═══ Data listing

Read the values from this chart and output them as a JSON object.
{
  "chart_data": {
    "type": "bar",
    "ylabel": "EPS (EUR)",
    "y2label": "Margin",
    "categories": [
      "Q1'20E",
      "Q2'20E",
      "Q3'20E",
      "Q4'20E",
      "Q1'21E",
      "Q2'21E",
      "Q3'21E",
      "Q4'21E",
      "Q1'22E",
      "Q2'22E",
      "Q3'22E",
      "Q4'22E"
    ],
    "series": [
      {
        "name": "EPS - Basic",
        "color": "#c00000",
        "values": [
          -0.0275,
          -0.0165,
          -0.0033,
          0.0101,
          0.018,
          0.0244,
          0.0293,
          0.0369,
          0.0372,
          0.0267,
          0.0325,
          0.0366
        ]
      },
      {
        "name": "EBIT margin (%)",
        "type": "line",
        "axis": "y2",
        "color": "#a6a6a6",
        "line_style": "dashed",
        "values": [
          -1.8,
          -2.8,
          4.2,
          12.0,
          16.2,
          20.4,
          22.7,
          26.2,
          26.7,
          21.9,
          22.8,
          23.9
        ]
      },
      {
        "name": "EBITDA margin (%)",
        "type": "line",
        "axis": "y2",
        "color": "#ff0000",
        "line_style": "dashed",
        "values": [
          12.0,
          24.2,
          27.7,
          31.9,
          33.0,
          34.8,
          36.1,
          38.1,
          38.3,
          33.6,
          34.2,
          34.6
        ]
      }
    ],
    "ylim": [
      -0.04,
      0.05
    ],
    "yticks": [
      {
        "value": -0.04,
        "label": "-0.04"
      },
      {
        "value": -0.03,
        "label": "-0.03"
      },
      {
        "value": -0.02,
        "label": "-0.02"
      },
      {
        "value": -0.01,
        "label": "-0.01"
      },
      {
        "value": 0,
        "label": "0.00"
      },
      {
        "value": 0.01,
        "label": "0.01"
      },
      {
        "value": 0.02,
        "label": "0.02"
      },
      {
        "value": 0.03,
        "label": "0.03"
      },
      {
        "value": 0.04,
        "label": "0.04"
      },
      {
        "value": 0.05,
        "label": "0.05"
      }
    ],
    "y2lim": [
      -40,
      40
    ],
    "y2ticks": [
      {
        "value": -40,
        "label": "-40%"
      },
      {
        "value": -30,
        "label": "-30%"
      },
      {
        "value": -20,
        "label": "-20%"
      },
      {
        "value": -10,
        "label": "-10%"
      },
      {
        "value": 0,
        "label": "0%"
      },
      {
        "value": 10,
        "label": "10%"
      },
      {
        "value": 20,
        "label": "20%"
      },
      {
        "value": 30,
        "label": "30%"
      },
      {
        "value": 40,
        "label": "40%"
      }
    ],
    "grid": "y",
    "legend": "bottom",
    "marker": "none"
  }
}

══════

> **Problem requirements**: Extract the listing in its entirety, matching it exactly.

> **Exercise response**:
Read the values from this chart and output them as a JSON object.
{
  "chart_data": {
    "type": "bar",
    "ylabel": "EPS (EUR)",
    "y2label": "Margin",
    "categories": [
      "Q1'20E",
      "Q2'20E",
      "Q3'20E",
      "Q4'20E",
      "Q1'21E",
      "Q2'21E",
      "Q3'21E",
      "Q4'21E",
      "Q1'22E",
      "Q2'22E",
      "Q3'22E",
      "Q4'22E"
    ],
    "series": [
      {
        "name": "EPS - Basic",
        "color": "#c00000",
        "values": [
          -0.0275,
          -0.0165,
          -0.0033,
          0.0101,
          0.018,
          0.0244,
          0.0293,
          0.0369,
          0.0372,
          0.0267,
          0.0325,
          0.0366
        ]
      },
      {
        "name": "EBIT margin (%)",
        "type": "line",
        "axis": "y2",
        "color": "#a6a6a6",
        "line_style": "dashed",
        "values": [
          -1.8,
          -2.8,
          4.2,
          12.0,
          16.2,
          20.4,
          22.7,
          26.2,
          26.7,
          21.9,
          22.8,
          23.9
        ]
      },
      {
        "name": "EBITDA margin (%)",
        "type": "line",
        "axis": "y2",
        "color": "#ff0000",
        "line_style": "dashed",
        "values": [
          12.0,
          24.2,
          27.7,
          31.9,
          33.0,
          34.8,
          36.1,
          38.1,
          38.3,
          33.6,
          34.2,
          34.6
        ]
      }
    ],
    "ylim": [
      -0.04,
      0.05
    ],
    "yticks": [
      {
        "value": -0.04,
        "label": "-0.04"
      },
      {
        "value": -0.03,
        "label": "-0.03"
      },
      {
        "value": -0.02,
        "label": "-0.02"
      },
      {
        "value": -0.01,
        "label": "-0.01"
      },
      {
        "value": 0,
        "label": "0.00"
      },
      {
        "value": 0.01,
        "label": "0.01"
      },
      {
        "value": 0.02,
        "label": "0.02"
      },
      {
        "value": 0.03,
        "label": "0.03"
      },
      {
        "value": 0.04,
        "label": "0.04"
      },
      {
        "value": 0.05,
        "label": "0.05"
      }
    ],
    "y2lim": [
      -40,
      40
    ],
    "y2ticks": [
      {
        "value": -40,
        "label": "-40%"
      },
      {
        "value": -30,
        "label": "-30%"
      },
      {
        "value": -20,
        "label": "-20%"
      },
      {
        "value": -10,
        "label": "-10%"
      },
      {
        "value": 0,
        "label": "0%"
      },
      {
        "value": 10,
        "label": "10%"
      },
      {
        "value": 20,
        "label": "20%"
      },
      {
        "value": 30,
        "label": "30%"
      },
      {
        "value": 40,
        "label": "40%"
      }
    ],
    "grid": "y",
    "legend": "bottom",
    "marker": "none"
  }
}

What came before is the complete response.